┌─ TEXT PROVIDED
CMSE 381 Study Guide#
Here we summarize the detailed learning goals in terms of a series of questions that you should be able to answer at the end of this course.
(Work in progress… Last update 10/6/2025)
Part 1#
Linear Regression#
Part 2#
Methods of validations#
(Required readings: chapter sections 5.1 … 10 pages)
Why do you need validation methods?
What is the difference between validation scores and true test errors?
What are the three most basic validation methods?
For each of these methods,
How do you calculate the validation score? You should be able to describe the procedures verbally and mathematically.
How do you calculate the validation score in Python?
What is the advantages and disadvantages of using this method compared to the two other methods? You should be able to describe them in terms of computational cost and bias/variance of estimation.
How do you use validation methods to select the appropriate meta-parameter?
└─
┌─ STORED ROWS
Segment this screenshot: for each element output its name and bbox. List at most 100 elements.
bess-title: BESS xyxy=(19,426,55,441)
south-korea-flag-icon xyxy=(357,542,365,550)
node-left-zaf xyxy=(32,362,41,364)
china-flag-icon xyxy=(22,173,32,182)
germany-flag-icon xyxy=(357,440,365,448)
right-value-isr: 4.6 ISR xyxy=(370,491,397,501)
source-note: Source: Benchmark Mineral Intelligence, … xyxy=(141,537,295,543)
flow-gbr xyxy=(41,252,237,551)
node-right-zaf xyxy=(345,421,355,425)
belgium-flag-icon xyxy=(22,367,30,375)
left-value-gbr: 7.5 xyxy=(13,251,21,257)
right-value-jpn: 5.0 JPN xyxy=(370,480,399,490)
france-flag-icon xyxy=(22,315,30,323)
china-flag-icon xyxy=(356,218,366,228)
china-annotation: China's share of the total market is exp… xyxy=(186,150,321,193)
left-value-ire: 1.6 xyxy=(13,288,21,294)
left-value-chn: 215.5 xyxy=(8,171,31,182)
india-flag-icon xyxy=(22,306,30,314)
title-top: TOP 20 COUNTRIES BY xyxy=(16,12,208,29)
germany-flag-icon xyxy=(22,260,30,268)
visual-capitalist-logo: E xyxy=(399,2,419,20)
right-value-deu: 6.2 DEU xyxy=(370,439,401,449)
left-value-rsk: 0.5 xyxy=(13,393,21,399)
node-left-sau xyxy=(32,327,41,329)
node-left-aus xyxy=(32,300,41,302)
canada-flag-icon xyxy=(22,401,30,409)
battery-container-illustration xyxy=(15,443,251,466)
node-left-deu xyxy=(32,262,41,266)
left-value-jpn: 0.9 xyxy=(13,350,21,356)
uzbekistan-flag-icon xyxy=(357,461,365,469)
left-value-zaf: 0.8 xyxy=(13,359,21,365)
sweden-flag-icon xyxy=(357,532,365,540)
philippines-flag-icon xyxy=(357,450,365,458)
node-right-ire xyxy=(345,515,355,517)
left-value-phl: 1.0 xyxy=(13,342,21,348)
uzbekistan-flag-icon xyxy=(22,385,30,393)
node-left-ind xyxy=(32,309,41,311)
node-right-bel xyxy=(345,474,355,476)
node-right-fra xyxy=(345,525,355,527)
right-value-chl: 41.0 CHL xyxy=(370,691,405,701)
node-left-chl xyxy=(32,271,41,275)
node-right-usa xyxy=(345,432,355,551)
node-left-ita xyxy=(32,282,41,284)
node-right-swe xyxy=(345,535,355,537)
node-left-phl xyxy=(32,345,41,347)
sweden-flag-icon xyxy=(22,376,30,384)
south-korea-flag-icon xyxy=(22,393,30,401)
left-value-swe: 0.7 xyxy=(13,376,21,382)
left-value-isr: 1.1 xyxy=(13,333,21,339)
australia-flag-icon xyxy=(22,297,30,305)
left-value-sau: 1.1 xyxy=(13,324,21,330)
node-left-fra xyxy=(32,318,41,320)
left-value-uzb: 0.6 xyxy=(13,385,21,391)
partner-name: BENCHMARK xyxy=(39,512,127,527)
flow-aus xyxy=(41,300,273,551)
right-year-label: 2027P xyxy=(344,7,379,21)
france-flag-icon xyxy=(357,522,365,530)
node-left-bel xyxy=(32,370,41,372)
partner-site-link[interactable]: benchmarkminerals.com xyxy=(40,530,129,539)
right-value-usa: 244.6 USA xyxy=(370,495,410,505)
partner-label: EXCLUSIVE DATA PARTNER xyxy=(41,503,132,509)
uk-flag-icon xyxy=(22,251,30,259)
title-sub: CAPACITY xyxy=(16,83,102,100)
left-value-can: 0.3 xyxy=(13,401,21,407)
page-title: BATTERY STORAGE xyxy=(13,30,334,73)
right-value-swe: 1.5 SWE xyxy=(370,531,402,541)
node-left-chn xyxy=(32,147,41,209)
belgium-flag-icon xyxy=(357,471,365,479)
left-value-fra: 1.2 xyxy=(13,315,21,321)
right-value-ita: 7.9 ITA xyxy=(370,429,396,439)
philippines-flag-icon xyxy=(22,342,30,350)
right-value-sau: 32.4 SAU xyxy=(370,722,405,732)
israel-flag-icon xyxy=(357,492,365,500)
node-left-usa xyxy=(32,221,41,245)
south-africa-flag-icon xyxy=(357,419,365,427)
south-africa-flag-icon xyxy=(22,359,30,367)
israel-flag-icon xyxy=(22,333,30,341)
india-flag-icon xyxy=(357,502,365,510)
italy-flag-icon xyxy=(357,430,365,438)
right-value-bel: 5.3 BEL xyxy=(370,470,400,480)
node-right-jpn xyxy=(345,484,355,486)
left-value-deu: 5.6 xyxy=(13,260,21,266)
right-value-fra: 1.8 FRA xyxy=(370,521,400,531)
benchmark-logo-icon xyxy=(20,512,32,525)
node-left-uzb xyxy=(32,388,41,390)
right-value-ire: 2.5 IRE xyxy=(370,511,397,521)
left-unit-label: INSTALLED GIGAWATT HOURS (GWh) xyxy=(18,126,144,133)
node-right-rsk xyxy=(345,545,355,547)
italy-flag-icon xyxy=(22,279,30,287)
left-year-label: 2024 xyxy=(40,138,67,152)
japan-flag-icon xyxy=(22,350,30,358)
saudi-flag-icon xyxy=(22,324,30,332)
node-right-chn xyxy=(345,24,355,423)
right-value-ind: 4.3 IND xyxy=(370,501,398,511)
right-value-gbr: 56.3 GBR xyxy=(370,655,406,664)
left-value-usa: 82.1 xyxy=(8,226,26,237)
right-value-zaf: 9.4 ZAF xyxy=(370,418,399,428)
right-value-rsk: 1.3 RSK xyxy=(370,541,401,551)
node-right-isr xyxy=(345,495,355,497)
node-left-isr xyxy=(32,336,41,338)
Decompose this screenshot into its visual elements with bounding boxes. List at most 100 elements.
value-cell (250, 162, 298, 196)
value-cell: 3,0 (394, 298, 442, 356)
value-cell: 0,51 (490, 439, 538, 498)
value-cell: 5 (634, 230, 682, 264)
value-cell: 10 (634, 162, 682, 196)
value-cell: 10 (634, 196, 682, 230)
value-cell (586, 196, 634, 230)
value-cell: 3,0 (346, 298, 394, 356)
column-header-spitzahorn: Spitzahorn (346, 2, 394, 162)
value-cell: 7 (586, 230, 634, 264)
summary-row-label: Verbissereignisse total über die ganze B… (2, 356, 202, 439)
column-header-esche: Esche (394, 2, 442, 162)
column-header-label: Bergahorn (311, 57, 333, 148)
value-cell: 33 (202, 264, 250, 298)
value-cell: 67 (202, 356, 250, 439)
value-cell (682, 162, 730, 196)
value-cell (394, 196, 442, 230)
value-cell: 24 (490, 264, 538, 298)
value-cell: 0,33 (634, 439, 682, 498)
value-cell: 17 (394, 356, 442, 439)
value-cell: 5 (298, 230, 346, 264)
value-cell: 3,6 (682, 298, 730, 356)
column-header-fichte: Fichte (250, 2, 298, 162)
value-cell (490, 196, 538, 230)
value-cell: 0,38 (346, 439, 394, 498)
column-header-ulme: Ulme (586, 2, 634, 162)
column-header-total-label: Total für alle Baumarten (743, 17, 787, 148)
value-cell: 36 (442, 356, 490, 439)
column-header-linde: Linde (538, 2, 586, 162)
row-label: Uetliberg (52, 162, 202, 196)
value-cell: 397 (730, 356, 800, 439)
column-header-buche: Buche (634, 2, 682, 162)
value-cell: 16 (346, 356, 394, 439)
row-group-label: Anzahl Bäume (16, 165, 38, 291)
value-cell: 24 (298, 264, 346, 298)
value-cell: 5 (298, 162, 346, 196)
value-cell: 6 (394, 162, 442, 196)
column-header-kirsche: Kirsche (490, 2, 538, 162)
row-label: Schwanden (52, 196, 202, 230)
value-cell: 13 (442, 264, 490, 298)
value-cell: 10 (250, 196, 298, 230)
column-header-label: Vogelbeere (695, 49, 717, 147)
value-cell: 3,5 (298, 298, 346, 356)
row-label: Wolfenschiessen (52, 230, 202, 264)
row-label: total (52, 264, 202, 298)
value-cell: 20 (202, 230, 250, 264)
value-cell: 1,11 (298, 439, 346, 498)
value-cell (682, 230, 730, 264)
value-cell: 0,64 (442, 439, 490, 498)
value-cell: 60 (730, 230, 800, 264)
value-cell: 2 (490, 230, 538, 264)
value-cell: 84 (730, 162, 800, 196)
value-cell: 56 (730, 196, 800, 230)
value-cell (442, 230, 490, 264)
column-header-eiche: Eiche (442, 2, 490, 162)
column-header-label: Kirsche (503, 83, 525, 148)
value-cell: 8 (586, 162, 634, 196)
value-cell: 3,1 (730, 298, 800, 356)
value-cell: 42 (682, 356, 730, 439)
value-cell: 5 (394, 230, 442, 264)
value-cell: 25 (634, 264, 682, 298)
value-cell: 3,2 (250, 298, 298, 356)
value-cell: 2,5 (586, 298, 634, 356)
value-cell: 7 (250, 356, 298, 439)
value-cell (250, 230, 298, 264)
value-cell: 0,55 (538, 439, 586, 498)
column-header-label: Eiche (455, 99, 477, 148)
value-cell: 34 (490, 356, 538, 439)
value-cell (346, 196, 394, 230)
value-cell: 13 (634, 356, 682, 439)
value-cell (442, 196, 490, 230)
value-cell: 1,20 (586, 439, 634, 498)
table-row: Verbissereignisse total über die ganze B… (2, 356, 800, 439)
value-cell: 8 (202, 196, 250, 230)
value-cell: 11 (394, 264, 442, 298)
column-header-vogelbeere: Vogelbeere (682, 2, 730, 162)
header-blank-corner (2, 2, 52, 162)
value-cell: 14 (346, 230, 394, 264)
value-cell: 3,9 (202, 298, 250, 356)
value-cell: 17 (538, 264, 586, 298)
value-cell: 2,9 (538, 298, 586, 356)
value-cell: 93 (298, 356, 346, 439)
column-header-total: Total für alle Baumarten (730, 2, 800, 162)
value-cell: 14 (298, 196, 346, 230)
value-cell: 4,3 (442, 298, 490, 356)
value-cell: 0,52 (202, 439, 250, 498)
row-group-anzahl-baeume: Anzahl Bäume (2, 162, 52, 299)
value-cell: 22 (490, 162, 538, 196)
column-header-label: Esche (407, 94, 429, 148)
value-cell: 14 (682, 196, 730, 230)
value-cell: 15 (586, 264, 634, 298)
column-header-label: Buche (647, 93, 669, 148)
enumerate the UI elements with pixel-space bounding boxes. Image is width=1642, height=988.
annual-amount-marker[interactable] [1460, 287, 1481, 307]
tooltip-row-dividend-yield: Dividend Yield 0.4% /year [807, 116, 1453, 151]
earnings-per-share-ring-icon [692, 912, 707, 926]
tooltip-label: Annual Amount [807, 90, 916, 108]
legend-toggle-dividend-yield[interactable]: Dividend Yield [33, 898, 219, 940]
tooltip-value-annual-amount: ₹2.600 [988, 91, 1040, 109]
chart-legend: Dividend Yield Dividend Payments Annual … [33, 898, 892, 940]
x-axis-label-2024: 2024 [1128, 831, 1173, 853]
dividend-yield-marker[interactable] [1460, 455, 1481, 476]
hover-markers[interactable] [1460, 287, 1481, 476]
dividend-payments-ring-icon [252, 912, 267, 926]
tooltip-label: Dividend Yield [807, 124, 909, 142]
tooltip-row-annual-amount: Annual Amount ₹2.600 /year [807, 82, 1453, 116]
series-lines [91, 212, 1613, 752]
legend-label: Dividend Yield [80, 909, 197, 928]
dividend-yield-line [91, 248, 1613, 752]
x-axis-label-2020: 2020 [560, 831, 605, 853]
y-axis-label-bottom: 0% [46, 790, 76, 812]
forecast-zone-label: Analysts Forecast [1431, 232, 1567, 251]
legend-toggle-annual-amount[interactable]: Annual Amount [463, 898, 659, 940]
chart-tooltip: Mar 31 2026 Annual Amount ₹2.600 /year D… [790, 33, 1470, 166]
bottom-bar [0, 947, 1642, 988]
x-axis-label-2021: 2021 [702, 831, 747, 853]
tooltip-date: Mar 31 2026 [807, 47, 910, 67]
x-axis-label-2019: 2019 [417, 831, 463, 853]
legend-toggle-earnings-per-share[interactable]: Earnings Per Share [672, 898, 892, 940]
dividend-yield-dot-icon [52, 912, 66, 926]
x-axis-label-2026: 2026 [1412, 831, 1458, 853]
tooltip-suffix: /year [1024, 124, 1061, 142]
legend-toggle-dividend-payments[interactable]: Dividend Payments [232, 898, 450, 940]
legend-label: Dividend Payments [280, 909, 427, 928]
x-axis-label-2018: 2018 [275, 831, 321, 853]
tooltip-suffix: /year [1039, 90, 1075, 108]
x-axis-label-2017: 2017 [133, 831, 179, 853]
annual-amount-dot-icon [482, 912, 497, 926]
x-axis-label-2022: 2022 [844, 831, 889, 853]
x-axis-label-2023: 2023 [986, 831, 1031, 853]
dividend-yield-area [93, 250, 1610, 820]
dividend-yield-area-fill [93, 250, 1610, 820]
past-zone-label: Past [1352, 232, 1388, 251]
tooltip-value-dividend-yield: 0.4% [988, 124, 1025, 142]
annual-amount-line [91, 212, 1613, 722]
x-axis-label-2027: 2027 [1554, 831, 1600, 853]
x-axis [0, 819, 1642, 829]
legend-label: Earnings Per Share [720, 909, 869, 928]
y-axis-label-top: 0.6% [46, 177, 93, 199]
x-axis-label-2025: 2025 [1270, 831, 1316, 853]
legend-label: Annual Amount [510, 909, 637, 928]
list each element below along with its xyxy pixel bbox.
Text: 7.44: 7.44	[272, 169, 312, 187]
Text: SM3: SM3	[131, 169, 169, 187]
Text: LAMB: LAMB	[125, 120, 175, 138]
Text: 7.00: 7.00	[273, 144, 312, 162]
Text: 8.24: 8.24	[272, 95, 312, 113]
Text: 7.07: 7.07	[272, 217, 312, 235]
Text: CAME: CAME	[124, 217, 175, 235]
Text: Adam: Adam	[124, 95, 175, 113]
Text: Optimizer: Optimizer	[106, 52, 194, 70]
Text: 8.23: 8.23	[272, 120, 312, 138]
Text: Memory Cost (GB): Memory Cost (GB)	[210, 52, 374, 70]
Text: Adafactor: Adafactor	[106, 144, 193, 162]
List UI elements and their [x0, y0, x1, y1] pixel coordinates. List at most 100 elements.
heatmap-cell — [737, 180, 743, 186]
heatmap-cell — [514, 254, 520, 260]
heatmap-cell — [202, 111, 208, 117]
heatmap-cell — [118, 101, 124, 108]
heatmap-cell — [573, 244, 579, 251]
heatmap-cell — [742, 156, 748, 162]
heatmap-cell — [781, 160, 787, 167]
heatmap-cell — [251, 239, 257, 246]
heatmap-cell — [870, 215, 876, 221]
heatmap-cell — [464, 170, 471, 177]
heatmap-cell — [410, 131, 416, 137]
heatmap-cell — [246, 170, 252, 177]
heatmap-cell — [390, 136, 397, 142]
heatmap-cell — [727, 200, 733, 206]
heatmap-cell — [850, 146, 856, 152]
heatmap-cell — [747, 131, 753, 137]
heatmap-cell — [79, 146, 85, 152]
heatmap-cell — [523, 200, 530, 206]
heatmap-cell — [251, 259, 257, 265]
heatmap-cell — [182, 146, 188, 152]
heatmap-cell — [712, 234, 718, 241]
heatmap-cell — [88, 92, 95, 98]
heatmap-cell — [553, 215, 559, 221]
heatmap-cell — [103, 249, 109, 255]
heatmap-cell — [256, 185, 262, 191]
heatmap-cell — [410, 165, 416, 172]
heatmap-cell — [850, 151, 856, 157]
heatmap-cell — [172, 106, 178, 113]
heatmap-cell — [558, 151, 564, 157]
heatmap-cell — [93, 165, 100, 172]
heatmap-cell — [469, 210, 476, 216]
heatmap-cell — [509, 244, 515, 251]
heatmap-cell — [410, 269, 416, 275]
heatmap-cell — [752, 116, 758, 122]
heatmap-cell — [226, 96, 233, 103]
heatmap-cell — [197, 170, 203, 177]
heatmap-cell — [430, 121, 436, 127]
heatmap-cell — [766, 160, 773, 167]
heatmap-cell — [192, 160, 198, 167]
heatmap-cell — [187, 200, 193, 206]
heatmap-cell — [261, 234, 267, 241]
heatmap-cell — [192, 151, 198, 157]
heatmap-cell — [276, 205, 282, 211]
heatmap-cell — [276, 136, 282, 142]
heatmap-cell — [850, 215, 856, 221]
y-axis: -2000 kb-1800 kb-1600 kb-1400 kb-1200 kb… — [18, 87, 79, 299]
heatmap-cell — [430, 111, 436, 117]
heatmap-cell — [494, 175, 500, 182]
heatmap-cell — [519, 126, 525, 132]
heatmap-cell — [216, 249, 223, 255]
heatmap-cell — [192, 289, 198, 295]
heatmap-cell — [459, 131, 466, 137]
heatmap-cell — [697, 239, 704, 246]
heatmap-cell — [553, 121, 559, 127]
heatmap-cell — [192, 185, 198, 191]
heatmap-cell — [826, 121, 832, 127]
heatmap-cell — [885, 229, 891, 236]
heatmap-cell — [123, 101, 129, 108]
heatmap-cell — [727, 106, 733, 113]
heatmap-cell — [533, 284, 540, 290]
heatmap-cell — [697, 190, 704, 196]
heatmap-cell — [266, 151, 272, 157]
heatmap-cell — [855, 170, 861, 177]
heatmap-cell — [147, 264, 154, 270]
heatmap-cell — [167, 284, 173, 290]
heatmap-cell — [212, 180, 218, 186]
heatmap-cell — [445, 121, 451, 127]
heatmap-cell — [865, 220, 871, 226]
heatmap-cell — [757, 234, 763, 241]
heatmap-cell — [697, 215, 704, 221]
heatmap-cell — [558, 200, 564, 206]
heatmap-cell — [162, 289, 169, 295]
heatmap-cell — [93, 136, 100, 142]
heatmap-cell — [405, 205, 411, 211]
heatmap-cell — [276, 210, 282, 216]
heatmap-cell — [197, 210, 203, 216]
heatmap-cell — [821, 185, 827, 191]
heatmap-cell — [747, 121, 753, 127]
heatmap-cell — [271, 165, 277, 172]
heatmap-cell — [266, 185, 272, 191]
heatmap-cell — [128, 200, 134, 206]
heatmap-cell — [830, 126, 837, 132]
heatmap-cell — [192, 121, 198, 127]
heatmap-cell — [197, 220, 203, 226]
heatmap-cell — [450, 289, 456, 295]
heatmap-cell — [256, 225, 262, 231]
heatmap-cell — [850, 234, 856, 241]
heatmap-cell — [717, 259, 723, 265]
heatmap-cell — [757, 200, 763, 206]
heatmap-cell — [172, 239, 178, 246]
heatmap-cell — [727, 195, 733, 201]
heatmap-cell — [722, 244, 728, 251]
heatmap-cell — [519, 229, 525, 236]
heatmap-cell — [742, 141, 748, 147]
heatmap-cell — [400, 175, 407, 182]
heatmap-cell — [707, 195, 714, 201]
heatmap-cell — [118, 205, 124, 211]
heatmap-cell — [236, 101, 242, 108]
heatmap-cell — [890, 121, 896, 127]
└─
• INSTRUCTION 1:
What date does the study guide give as its last update?
• INSTRUCTION 2:
Reproduce the part of the study guide that begins at the words "CMSE 381 Study" and stops after "basic validation methods?".
• INSTRUCTION 3:
Carry on the CMSE 381 study guide from the point where it stops.

• TASK OUTPUT 1:
10/6/2025

• TASK OUTPUT 2:
CMSE 381 Study Guide#
Here we summarize the detailed learning goals in terms of a series of questions that you should be able to answer at the end of this course.
(Work in progress… Last update 10/6/2025)
Part 1#
Linear Regression#
Part 2#
Methods of validations#
(Required readings: chapter sections 5.1 … 10 pages)
Why do you need validation methods?
What is the difference between validation scores and true test errors?
What are the three most basic validation methods?

• TASK OUTPUT 3:
Given a plot of validation score as a function of model flexibility, which depends on a specific meta-parameter of the model, you should be able to choose the right parameter by reading the plot, and provide an explanation based on the principle of bias-variance tradeoff.
Given a dataset, you should be able to generate this plot yourself in Python for any type of model covered in this class.
Subset/feature selection#
(Required readings: chapter section 6.1 … 9 pages)
Why shouldn’t you have as many predictors in your model as possible?
What are the three basic methods could be used to select the appropriate predictors (feature selection)?
What are the steps/procedures in the algorithm for each of these methods?
How to implement these procedures by hand given the training and CV test error for each combo of predictors?
What are the pros and cons for choosing each of these feature selection methods? When you can or cannot use them?
How do you implement the feature selection algorithm in Python?
Regularization methods#
(Required readings: chapter section 6.2.1-6.2.2 … 12 pages)
What is regularization? Why do we need it?
What are the two basic types of regularization methods? How are they implemented mathematically in linear regression? Why are they also called Shrinkage methods?
How do you fit these two basic type of regularized linear regression model in python?
How do you control the model flexibility & bias-variance tradeoff when using regularization?
How do you find the right amount of regularization using cross-validation? How do you do this in python?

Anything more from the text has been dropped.